### OBJECTIVE
Please rewrite the entries from the first line up to and including the line with "183, 94, 197]" as a Markdown table with the columns Row and Line. Number each row and leave out blank lines.

● ● ● ● ● ● ●

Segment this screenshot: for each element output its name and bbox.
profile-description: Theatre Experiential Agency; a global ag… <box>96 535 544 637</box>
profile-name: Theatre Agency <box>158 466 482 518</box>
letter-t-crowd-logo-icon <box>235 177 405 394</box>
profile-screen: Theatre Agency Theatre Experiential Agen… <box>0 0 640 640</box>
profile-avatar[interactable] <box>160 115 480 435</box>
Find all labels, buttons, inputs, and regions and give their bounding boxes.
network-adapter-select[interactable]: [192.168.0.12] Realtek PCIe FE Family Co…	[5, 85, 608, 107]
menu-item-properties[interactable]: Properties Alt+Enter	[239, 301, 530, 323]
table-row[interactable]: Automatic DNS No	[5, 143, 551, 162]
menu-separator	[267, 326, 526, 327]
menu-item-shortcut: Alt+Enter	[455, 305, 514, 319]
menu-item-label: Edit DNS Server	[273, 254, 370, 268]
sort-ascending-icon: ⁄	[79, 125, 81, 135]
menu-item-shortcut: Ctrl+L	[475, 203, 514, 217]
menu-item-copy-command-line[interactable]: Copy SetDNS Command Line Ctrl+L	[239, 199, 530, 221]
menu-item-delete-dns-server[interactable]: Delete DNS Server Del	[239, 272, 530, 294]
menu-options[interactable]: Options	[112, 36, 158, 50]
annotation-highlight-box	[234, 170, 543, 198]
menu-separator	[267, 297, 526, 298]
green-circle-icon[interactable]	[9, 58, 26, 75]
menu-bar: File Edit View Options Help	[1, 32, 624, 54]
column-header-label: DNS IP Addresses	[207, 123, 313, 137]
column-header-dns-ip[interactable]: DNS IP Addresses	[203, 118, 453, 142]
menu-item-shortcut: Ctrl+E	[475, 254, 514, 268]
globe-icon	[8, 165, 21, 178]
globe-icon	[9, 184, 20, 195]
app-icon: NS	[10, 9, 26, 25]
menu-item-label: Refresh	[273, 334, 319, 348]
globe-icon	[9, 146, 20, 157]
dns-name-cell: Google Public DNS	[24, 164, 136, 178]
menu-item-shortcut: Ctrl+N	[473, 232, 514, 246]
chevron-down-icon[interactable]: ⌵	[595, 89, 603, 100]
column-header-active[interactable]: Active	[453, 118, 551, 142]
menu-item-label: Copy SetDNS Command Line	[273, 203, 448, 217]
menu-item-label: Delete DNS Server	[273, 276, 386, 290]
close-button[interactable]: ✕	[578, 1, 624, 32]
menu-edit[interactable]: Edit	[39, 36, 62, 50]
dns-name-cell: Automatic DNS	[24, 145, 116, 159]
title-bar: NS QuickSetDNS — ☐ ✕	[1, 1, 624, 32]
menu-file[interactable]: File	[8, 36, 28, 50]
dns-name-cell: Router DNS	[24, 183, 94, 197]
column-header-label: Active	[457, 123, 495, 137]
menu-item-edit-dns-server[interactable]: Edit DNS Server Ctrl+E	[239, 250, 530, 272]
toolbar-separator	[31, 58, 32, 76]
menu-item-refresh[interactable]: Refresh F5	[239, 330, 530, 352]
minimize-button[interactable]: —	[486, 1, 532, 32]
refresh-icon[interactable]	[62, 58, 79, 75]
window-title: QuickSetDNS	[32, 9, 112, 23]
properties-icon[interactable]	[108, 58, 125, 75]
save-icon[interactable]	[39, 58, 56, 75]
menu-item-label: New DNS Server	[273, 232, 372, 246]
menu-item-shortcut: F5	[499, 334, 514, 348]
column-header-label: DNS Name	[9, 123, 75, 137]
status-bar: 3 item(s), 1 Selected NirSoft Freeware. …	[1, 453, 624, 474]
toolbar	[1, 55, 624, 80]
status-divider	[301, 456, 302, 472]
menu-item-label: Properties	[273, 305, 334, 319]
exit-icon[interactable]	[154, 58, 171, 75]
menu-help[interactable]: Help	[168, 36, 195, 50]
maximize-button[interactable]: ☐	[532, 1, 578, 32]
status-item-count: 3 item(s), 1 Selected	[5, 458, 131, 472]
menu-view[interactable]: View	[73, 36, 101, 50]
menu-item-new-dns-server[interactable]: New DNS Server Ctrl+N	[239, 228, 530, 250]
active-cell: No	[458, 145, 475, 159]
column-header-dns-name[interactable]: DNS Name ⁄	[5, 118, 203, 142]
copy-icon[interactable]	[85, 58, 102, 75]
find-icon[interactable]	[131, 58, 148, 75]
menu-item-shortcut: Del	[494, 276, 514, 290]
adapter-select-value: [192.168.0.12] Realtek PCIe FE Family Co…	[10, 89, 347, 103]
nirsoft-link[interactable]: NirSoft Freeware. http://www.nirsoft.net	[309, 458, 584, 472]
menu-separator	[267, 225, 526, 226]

● ● ● ● ● ● ●

### RESPONSE TO THIS EXERCISE
| Row | Line |
|---|---|
| 1 | Segment this screenshot: for each element output its name and bbox. |
| 2 | profile-description: Theatre Experiential Agency; a global ag… <box>96 535 544 637</box> |
| 3 | profile-name: Theatre Agency <box>158 466 482 518</box> |
| 4 | letter-t-crowd-logo-icon <box>235 177 405 394</box> |
| 5 | profile-screen: Theatre Agency Theatre Experiential Agen… <box>0 0 640 640</box> |
| 6 | profile-avatar[interactable] <box>160 115 480 435</box> |
| 7 | Find all labels, buttons, inputs, and regions and give their bounding boxes. |
| 8 | network-adapter-select[interactable]: [192.168.0.12] Realtek PCIe FE Family Co…	[5, 85, 608, 107] |
| 9 | menu-item-properties[interactable]: Properties Alt+Enter	[239, 301, 530, 323] |
| 10 | table-row[interactable]: Automatic DNS No	[5, 143, 551, 162] |
| 11 | menu-separator	[267, 326, 526, 327] |
| 12 | menu-item-shortcut: Alt+Enter	[455, 305, 514, 319] |
| 13 | menu-item-label: Edit DNS Server	[273, 254, 370, 268] |
| 14 | sort-ascending-icon: ⁄	[79, 125, 81, 135] |
| 15 | menu-item-shortcut: Ctrl+L	[475, 203, 514, 217] |
| 16 | menu-item-copy-command-line[interactable]: Copy SetDNS Command Line Ctrl+L	[239, 199, 530, 221] |
| 17 | menu-item-delete-dns-server[interactable]: Delete DNS Server Del	[239, 272, 530, 294] |
| 18 | menu-options[interactable]: Options	[112, 36, 158, 50] |
| 19 | annotation-highlight-box	[234, 170, 543, 198] |
| 20 | menu-separator	[267, 297, 526, 298] |
| 21 | green-circle-icon[interactable]	[9, 58, 26, 75] |
| 22 | menu-bar: File Edit View Options Help	[1, 32, 624, 54] |
| 23 | column-header-label: DNS IP Addresses	[207, 123, 313, 137] |
| 24 | column-header-dns-ip[interactable]: DNS IP Addresses	[203, 118, 453, 142] |
| 25 | menu-item-shortcut: Ctrl+E	[475, 254, 514, 268] |
| 26 | globe-icon	[8, 165, 21, 178] |
| 27 | globe-icon	[9, 184, 20, 195] |
| 28 | app-icon: NS	[10, 9, 26, 25] |
| 29 | menu-item-label: Refresh	[273, 334, 319, 348] |
| 30 | globe-icon	[9, 146, 20, 157] |
| 31 | dns-name-cell: Google Public DNS	[24, 164, 136, 178] |
| 32 | menu-item-shortcut: Ctrl+N	[473, 232, 514, 246] |
| 33 | chevron-down-icon[interactable]: ⌵	[595, 89, 603, 100] |
| 34 | column-header-active[interactable]: Active	[453, 118, 551, 142] |
| 35 | menu-item-label: Copy SetDNS Command Line	[273, 203, 448, 217] |
| 36 | menu-item-label: Delete DNS Server	[273, 276, 386, 290] |
| 37 | close-button[interactable]: ✕	[578, 1, 624, 32] |
| 38 | menu-edit[interactable]: Edit	[39, 36, 62, 50] |
| 39 | dns-name-cell: Automatic DNS	[24, 145, 116, 159] |
| 40 | title-bar: NS QuickSetDNS — ☐ ✕	[1, 1, 624, 32] |
| 41 | menu-file[interactable]: File	[8, 36, 28, 50] |
| 42 | dns-name-cell: Router DNS	[24, 183, 94, 197] |